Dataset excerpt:
-- START --
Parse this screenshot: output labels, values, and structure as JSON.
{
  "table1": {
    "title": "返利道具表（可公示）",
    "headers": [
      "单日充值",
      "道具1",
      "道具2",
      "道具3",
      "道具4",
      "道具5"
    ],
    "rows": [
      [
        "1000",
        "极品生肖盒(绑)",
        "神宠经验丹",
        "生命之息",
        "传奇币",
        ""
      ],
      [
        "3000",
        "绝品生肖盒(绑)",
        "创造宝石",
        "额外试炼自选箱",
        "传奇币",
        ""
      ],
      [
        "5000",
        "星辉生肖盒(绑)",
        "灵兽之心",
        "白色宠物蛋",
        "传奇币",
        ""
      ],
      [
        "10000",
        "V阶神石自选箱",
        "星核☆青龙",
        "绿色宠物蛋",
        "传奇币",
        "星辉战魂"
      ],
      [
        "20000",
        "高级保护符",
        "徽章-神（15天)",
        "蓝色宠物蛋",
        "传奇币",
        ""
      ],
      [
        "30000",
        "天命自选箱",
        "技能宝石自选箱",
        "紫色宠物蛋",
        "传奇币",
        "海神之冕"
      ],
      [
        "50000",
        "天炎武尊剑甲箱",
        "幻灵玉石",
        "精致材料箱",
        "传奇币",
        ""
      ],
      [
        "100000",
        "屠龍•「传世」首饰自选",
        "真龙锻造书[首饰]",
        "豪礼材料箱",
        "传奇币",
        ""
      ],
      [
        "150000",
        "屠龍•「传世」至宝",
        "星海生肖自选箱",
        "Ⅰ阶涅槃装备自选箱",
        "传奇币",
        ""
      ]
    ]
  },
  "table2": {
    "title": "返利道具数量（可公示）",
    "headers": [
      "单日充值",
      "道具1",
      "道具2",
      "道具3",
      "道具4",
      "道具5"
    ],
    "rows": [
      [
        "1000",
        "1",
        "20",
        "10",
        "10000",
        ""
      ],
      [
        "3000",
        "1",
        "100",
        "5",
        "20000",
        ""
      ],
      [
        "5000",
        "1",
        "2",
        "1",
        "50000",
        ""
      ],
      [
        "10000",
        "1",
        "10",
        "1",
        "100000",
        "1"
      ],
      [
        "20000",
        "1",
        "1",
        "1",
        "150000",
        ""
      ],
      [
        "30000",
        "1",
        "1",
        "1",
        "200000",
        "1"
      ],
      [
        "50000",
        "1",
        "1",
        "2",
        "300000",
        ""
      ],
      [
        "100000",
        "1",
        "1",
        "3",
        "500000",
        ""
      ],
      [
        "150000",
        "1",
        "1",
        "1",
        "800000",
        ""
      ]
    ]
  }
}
-- END --
__INSTRUCTIONS FOR THE TASK__. Copy each line of the data above without altering a single character.

__ANSWER TO THE EXERCISE__.
Parse this screenshot: output labels, values, and structure as JSON.
{
  "table1": {
    "title": "返利道具表（可公示）",
    "headers": [
      "单日充值",
      "道具1",
      "道具2",
      "道具3",
      "道具4",
      "道具5"
    ],
    "rows": [
      [
        "1000",
        "极品生肖盒(绑)",
        "神宠经验丹",
        "生命之息",
        "传奇币",
        ""
      ],
      [
        "3000",
        "绝品生肖盒(绑)",
        "创造宝石",
        "额外试炼自选箱",
        "传奇币",
        ""
      ],
      [
        "5000",
        "星辉生肖盒(绑)",
        "灵兽之心",
        "白色宠物蛋",
        "传奇币",
        ""
      ],
      [
        "10000",
        "V阶神石自选箱",
        "星核☆青龙",
        "绿色宠物蛋",
        "传奇币",
        "星辉战魂"
      ],
      [
        "20000",
        "高级保护符",
        "徽章-神（15天)",
        "蓝色宠物蛋",
        "传奇币",
        ""
      ],
      [
        "30000",
        "天命自选箱",
        "技能宝石自选箱",
        "紫色宠物蛋",
        "传奇币",
        "海神之冕"
      ],
      [
        "50000",
        "天炎武尊剑甲箱",
        "幻灵玉石",
        "精致材料箱",
        "传奇币",
        ""
      ],
      [
        "100000",
        "屠龍•「传世」首饰自选",
        "真龙锻造书[首饰]",
        "豪礼材料箱",
        "传奇币",
        ""
      ],
      [
        "150000",
        "屠龍•「传世」至宝",
        "星海生肖自选箱",
        "Ⅰ阶涅槃装备自选箱",
        "传奇币",
        ""
      ]
    ]
  },
  "table2": {
    "title": "返利道具数量（可公示）",
    "headers": [
      "单日充值",
      "道具1",
      "道具2",
      "道具3",
      "道具4",
      "道具5"
    ],
    "rows": [
      [
        "1000",
        "1",
        "20",
        "10",
        "10000",
        ""
      ],
      [
        "3000",
        "1",
        "100",
        "5",
        "20000",
        ""
      ],
      [
        "5000",
        "1",
        "2",
        "1",
        "50000",
        ""
      ],
      [
        "10000",
        "1",
        "10",
        "1",
        "100000",
        "1"
      ],
      [
        "20000",
        "1",
        "1",
        "1",
        "150000",
        ""
      ],
      [
        "30000",
        "1",
        "1",
        "1",
        "200000",
        "1"
      ],
      [
        "50000",
        "1",
        "1",
        "2",
        "300000",
        ""
      ],
      [
        "100000",
        "1",
        "1",
        "3",
        "500000",
        ""
      ],
      [
        "150000",
        "1",
        "1",
        "1",
        "800000",
        ""
      ]
    ]
  }
}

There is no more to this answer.